Saved entries:
━━━━
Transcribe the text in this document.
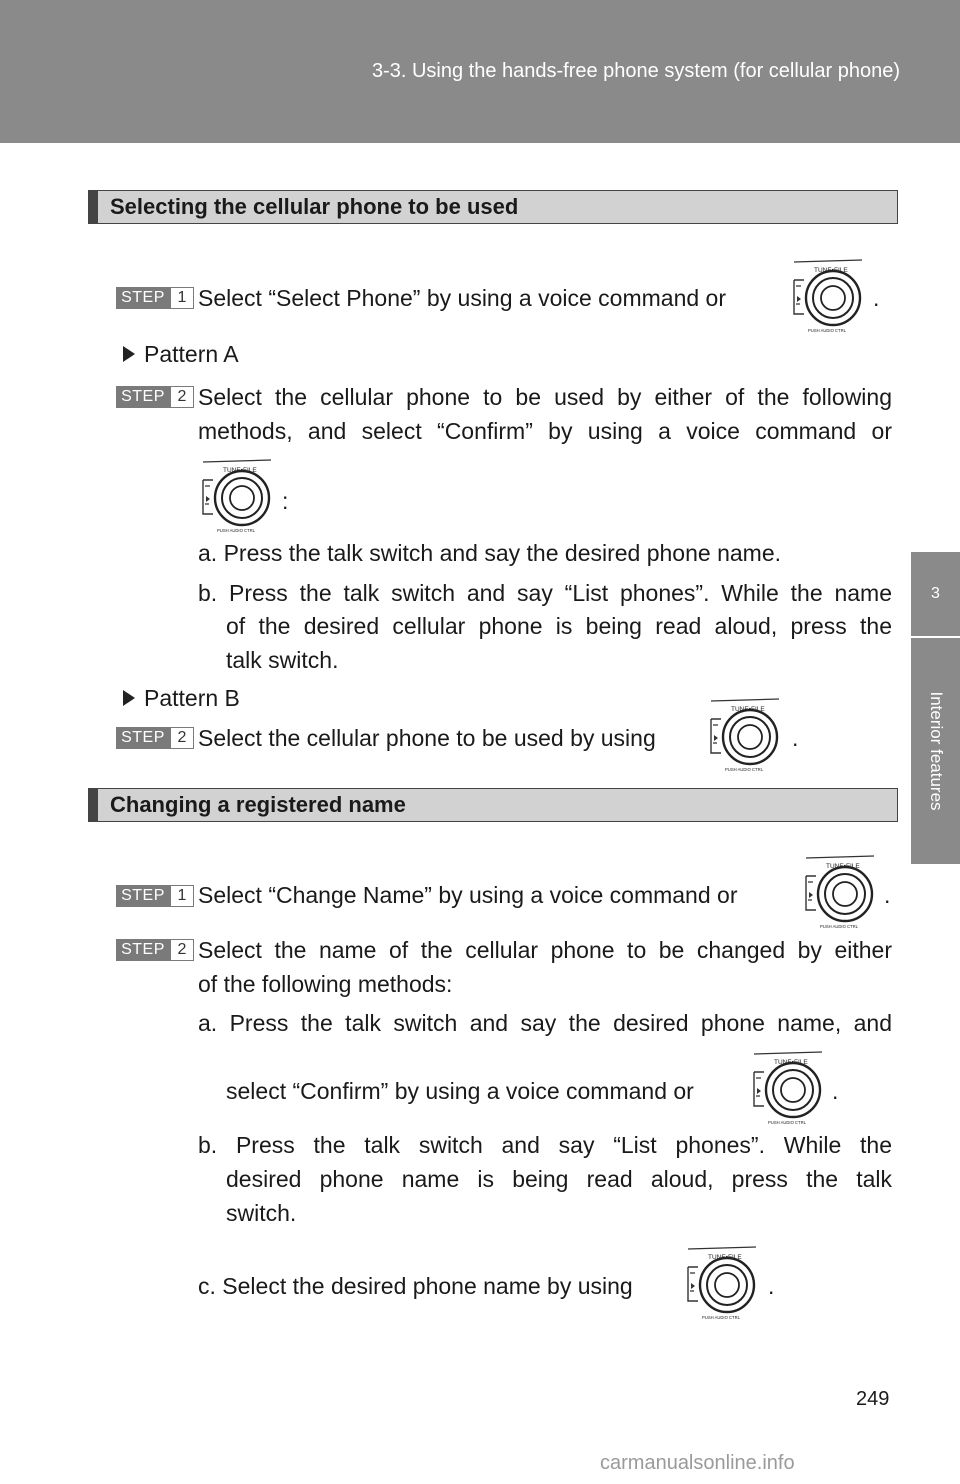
3-3. Using the hands-free phone system (for cellular phone)
3
Interior features
Selecting the cellular phone to be used
STEP 1 Select “Select Phone” by using a voice command or
TUNE•FILE
PUSH AUDIO CTRL
.
Pattern A
STEP 2 Select the cellular phone to be used by either of the following
methods, and select “Confirm” by using a voice command or
TUNE•FILE
PUSH AUDIO CTRL
:
a. Press the talk switch and say the desired phone name.
b. Press the talk switch and say “List phones”. While the name
of the desired cellular phone is being read aloud, press the
talk switch.
Pattern B
STEP 2 Select the cellular phone to be used by using
TUNE•FILE
PUSH AUDIO CTRL
.
Changing a registered name
STEP 1 Select “Change Name” by using a voice command or
TUNE•FILE
PUSH AUDIO CTRL
.
STEP 2 Select the name of the cellular phone to be changed by either
of the following methods:
a. Press the talk switch and say the desired phone name, and
select “Confirm” by using a voice command or
TUNE•FILE
PUSH AUDIO CTRL
.
b. Press the talk switch and say “List phones”. While the
desired phone name is being read aloud, press the talk
switch.
c. Select the desired phone name by using
TUNE•FILE
PUSH AUDIO CTRL
.
249
carmanualsonline.info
━━━━
- The task:
Work out how many lines above have the string "List" in them, and give only the number.

- Answer in full:
2